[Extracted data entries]
● ● ●

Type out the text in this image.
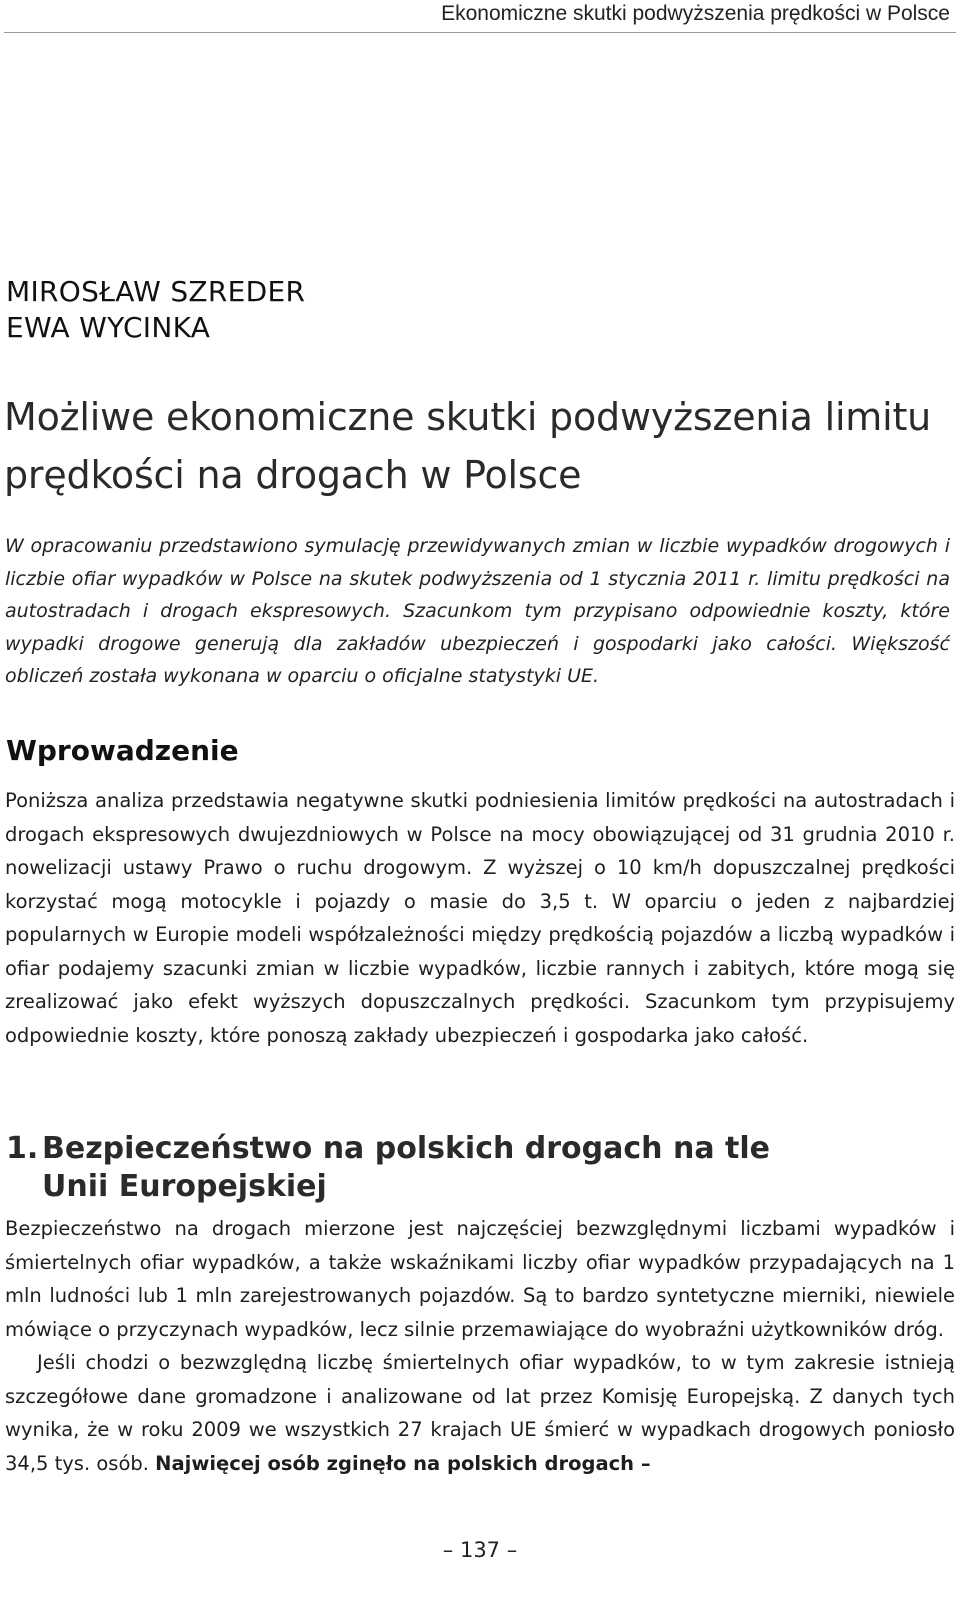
Ekonomiczne skutki podwyższenia prędkości w Polsce
MIROSŁAW SZREDER
EWA WYCINKA
Możliwe ekonomiczne skutki podwyższenia limitu prędkości na drogach w Polsce

W opracowaniu przedstawiono symulację przewidywanych zmian w liczbie wypadków drogowych i liczbie ofiar wypadków w Polsce na skutek podwyższenia od 1 stycznia 2011 r. limitu prędkości na autostradach i drogach ekspresowych. Szacunkom tym przypisano odpowiednie koszty, które wypadki drogowe generują dla zakładów ubezpieczeń i gospodarki jako całości. Większość obliczeń została wykonana w oparciu o oficjalne statystyki UE.

Wprowadzenie

Poniższa analiza przedstawia negatywne skutki podniesienia limitów prędkości na autostradach i drogach ekspresowych dwujezdniowych w Polsce na mocy obowiązującej od 31 grudnia 2010 r. nowelizacji ustawy Prawo o ruchu drogowym. Z wyższej o 10 km/h dopuszczalnej prędkości korzystać mogą motocykle i pojazdy o masie do 3,5 t. W oparciu o jeden z najbardziej popularnych w Europie modeli współzależności między prędkością pojazdów a liczbą wypadków i ofiar podajemy szacunki zmian w liczbie wypadków, liczbie rannych i zabitych, które mogą się zrealizować jako efekt wyższych dopuszczalnych prędkości. Szacunkom tym przypisujemy odpowiednie koszty, które ponoszą zakłady ubezpieczeń i gospodarka jako całość.

1. Bezpieczeństwo na polskich drogach na tle
Unii Europejskiej

Bezpieczeństwo na drogach mierzone jest najczęściej bezwzględnymi liczbami wypadków i śmiertelnych ofiar wypadków, a także wskaźnikami liczby ofiar wypadków przypadających na 1 mln ludności lub 1 mln zarejestrowanych pojazdów. Są to bardzo syntetyczne mierniki, niewiele mówiące o przyczynach wypadków, lecz silnie przemawiające do wyobraźni użytkowników dróg.

Jeśli chodzi o bezwzględną liczbę śmiertelnych ofiar wypadków, to w tym zakresie istnieją szczegółowe dane gromadzone i analizowane od lat przez Komisję Europejską. Z danych tych wynika, że w roku 2009 we wszystkich 27 krajach UE śmierć w wypadkach drogowych poniosło 34,5 tys. osób. Najwięcej osób zginęło na polskich drogach –

– 137 –
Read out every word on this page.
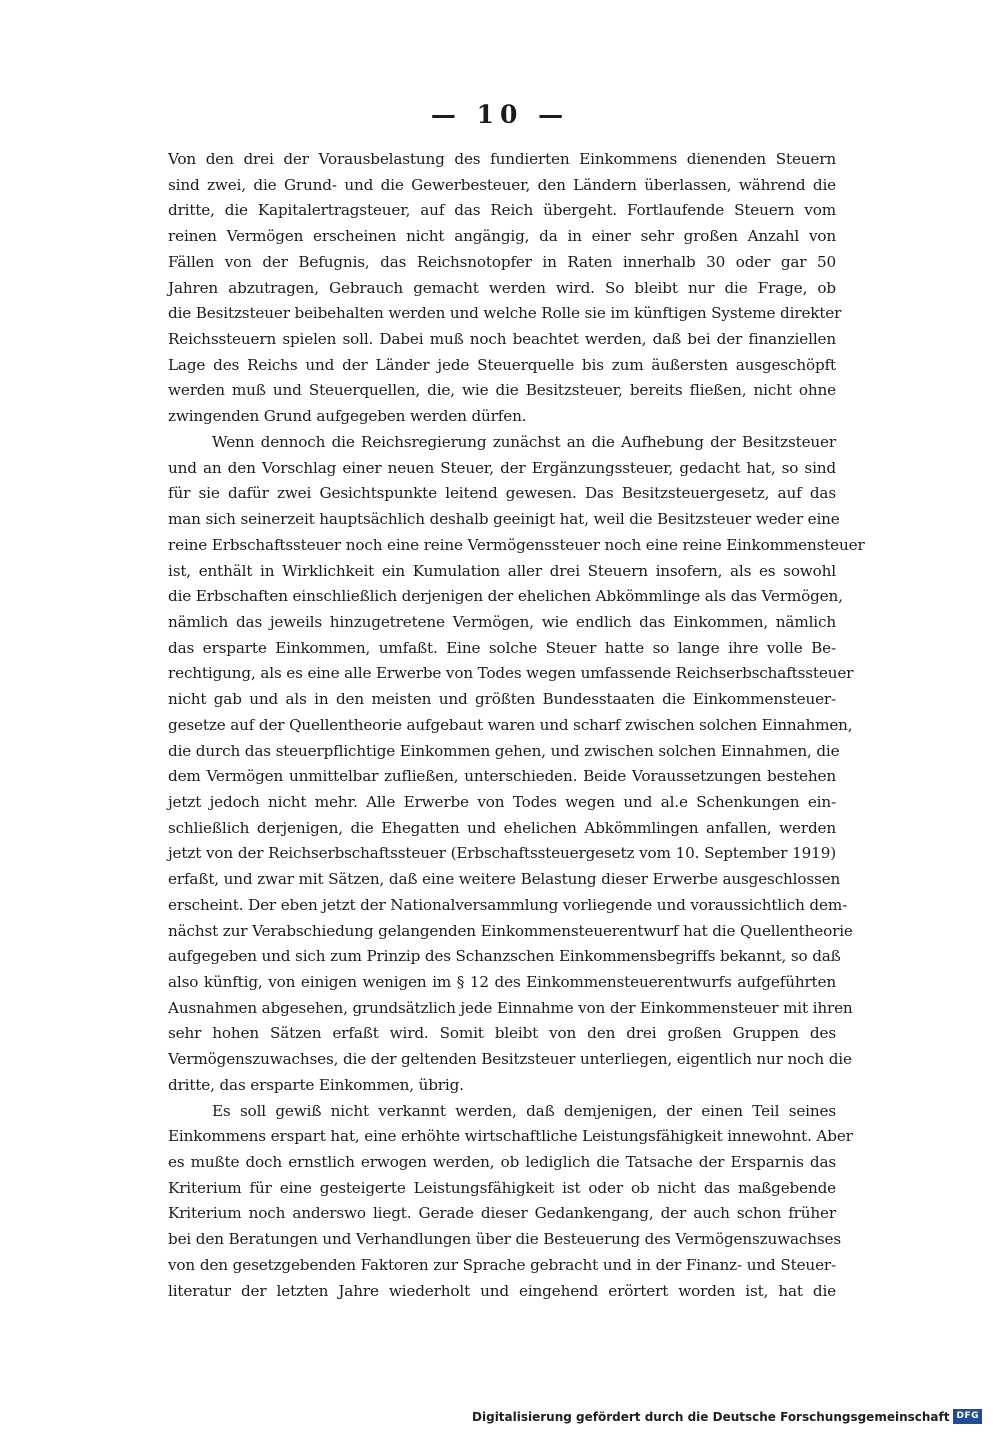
— 10 —
Von den drei der Vorausbelastung des fundierten Einkommens dienenden Steuern
sind zwei, die Grund- und die Gewerbesteuer, den Ländern überlassen, während die
dritte, die Kapitalertragsteuer, auf das Reich übergeht. Fortlaufende Steuern vom
reinen Vermögen erscheinen nicht angängig, da in einer sehr großen Anzahl von
Fällen von der Befugnis, das Reichsnotopfer in Raten innerhalb 30 oder gar 50
Jahren abzutragen, Gebrauch gemacht werden wird. So bleibt nur die Frage, ob
die Besitzsteuer beibehalten werden und welche Rolle sie im künftigen Systeme direkter
Reichssteuern spielen soll. Dabei muß noch beachtet werden, daß bei der finanziellen
Lage des Reichs und der Länder jede Steuerquelle bis zum äußersten ausgeschöpft
werden muß und Steuerquellen, die, wie die Besitzsteuer, bereits fließen, nicht ohne
zwingenden Grund aufgegeben werden dürfen.
Wenn dennoch die Reichsregierung zunächst an die Aufhebung der Besitzsteuer
und an den Vorschlag einer neuen Steuer, der Ergänzungssteuer, gedacht hat, so sind
für sie dafür zwei Gesichtspunkte leitend gewesen. Das Besitzsteuergesetz, auf das
man sich seinerzeit hauptsächlich deshalb geeinigt hat, weil die Besitzsteuer weder eine
reine Erbschaftssteuer noch eine reine Vermögenssteuer noch eine reine Einkommensteuer
ist, enthält in Wirklichkeit ein Kumulation aller drei Steuern insofern, als es sowohl
die Erbschaften einschließlich derjenigen der ehelichen Abkömmlinge als das Vermögen,
nämlich das jeweils hinzugetretene Vermögen, wie endlich das Einkommen, nämlich
das ersparte Einkommen, umfaßt. Eine solche Steuer hatte so lange ihre volle Be-
rechtigung, als es eine alle Erwerbe von Todes wegen umfassende Reichserbschaftssteuer
nicht gab und als in den meisten und größten Bundesstaaten die Einkommensteuer-
gesetze auf der Quellentheorie aufgebaut waren und scharf zwischen solchen Einnahmen,
die durch das steuerpflichtige Einkommen gehen, und zwischen solchen Einnahmen, die
dem Vermögen unmittelbar zufließen, unterschieden. Beide Voraussetzungen bestehen
jetzt jedoch nicht mehr. Alle Erwerbe von Todes wegen und al.e Schenkungen ein-
schließlich derjenigen, die Ehegatten und ehelichen Abkömmlingen anfallen, werden
jetzt von der Reichserbschaftssteuer (Erbschaftssteuergesetz vom 10. September 1919)
erfaßt, und zwar mit Sätzen, daß eine weitere Belastung dieser Erwerbe ausgeschlossen
erscheint. Der eben jetzt der Nationalversammlung vorliegende und voraussichtlich dem-
nächst zur Verabschiedung gelangenden Einkommensteuerentwurf hat die Quellentheorie
aufgegeben und sich zum Prinzip des Schanzschen Einkommensbegriffs bekannt, so daß
also künftig, von einigen wenigen im § 12 des Einkommensteuerentwurfs aufgeführten
Ausnahmen abgesehen, grundsätzlich jede Einnahme von der Einkommensteuer mit ihren
sehr hohen Sätzen erfaßt wird. Somit bleibt von den drei großen Gruppen des
Vermögenszuwachses, die der geltenden Besitzsteuer unterliegen, eigentlich nur noch die
dritte, das ersparte Einkommen, übrig.
Es soll gewiß nicht verkannt werden, daß demjenigen, der einen Teil seines
Einkommens erspart hat, eine erhöhte wirtschaftliche Leistungsfähigkeit innewohnt. Aber
es mußte doch ernstlich erwogen werden, ob lediglich die Tatsache der Ersparnis das
Kriterium für eine gesteigerte Leistungsfähigkeit ist oder ob nicht das maßgebende
Kriterium noch anderswo liegt. Gerade dieser Gedankengang, der auch schon früher
bei den Beratungen und Verhandlungen über die Besteuerung des Vermögenszuwachses
von den gesetzgebenden Faktoren zur Sprache gebracht und in der Finanz- und Steuer-
literatur der letzten Jahre wiederholt und eingehend erörtert worden ist, hat die
Digitalisierung gefördert durch die Deutsche Forschungsgemeinschaft DFG
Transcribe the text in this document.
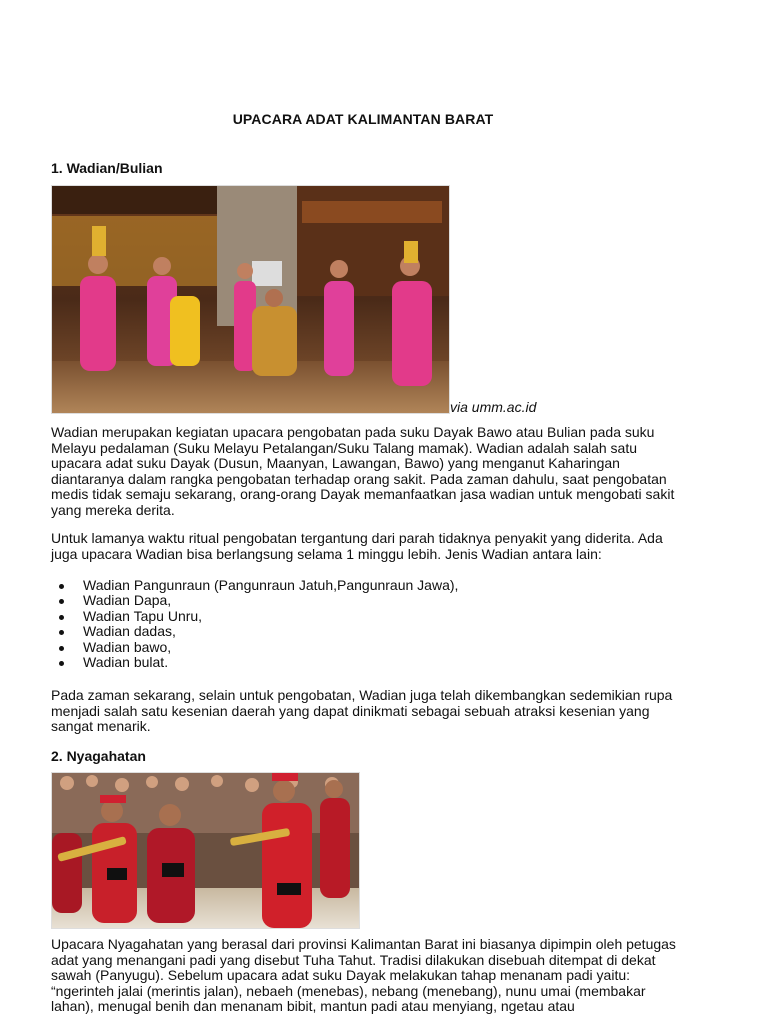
UPACARA ADAT KALIMANTAN BARAT
1. Wadian/Bulian
via umm.ac.id

Wadian merupakan kegiatan upacara pengobatan pada suku Dayak Bawo atau Bulian pada suku Melayu pedalaman (Suku Melayu Petalangan/Suku Talang mamak). Wadian adalah salah satu upacara adat suku Dayak (Dusun, Maanyan, Lawangan, Bawo) yang menganut Kaharingan diantaranya dalam rangka pengobatan terhadap orang sakit. Pada zaman dahulu, saat pengobatan medis tidak semaju sekarang, orang-orang Dayak memanfaatkan jasa wadian untuk mengobati sakit yang mereka derita.

Untuk lamanya waktu ritual pengobatan tergantung dari parah tidaknya penyakit yang diderita. Ada juga upacara Wadian bisa berlangsung selama 1 minggu lebih. Jenis Wadian antara lain:

Wadian Pangunraun (Pangunraun Jatuh,Pangunraun Jawa),
Wadian Dapa,
Wadian Tapu Unru,
Wadian dadas,
Wadian bawo,
Wadian bulat.

Pada zaman sekarang, selain untuk pengobatan, Wadian juga telah dikembangkan sedemikian rupa menjadi salah satu kesenian daerah yang dapat dinikmati sebagai sebuah atraksi kesenian yang sangat menarik.

2. Nyagahatan

Upacara Nyagahatan yang berasal dari provinsi Kalimantan Barat ini biasanya dipimpin oleh petugas adat yang menangani padi yang disebut Tuha Tahut. Tradisi dilakukan disebuah ditempat di dekat sawah (Panyugu). Sebelum upacara adat suku Dayak melakukan tahap menanam padi yaitu: “ngerinteh jalai (merintis jalan), nebaeh (menebas), nebang (menebang), nunu umai (membakar lahan), menugal benih dan menanam bibit, mantun padi atau menyiang, ngetau atau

● ● ●

◆ **Stated problem**:
Reply with nothing but the number of lines that contain the word "Quellentheorie".

◆ **Correct result**:
2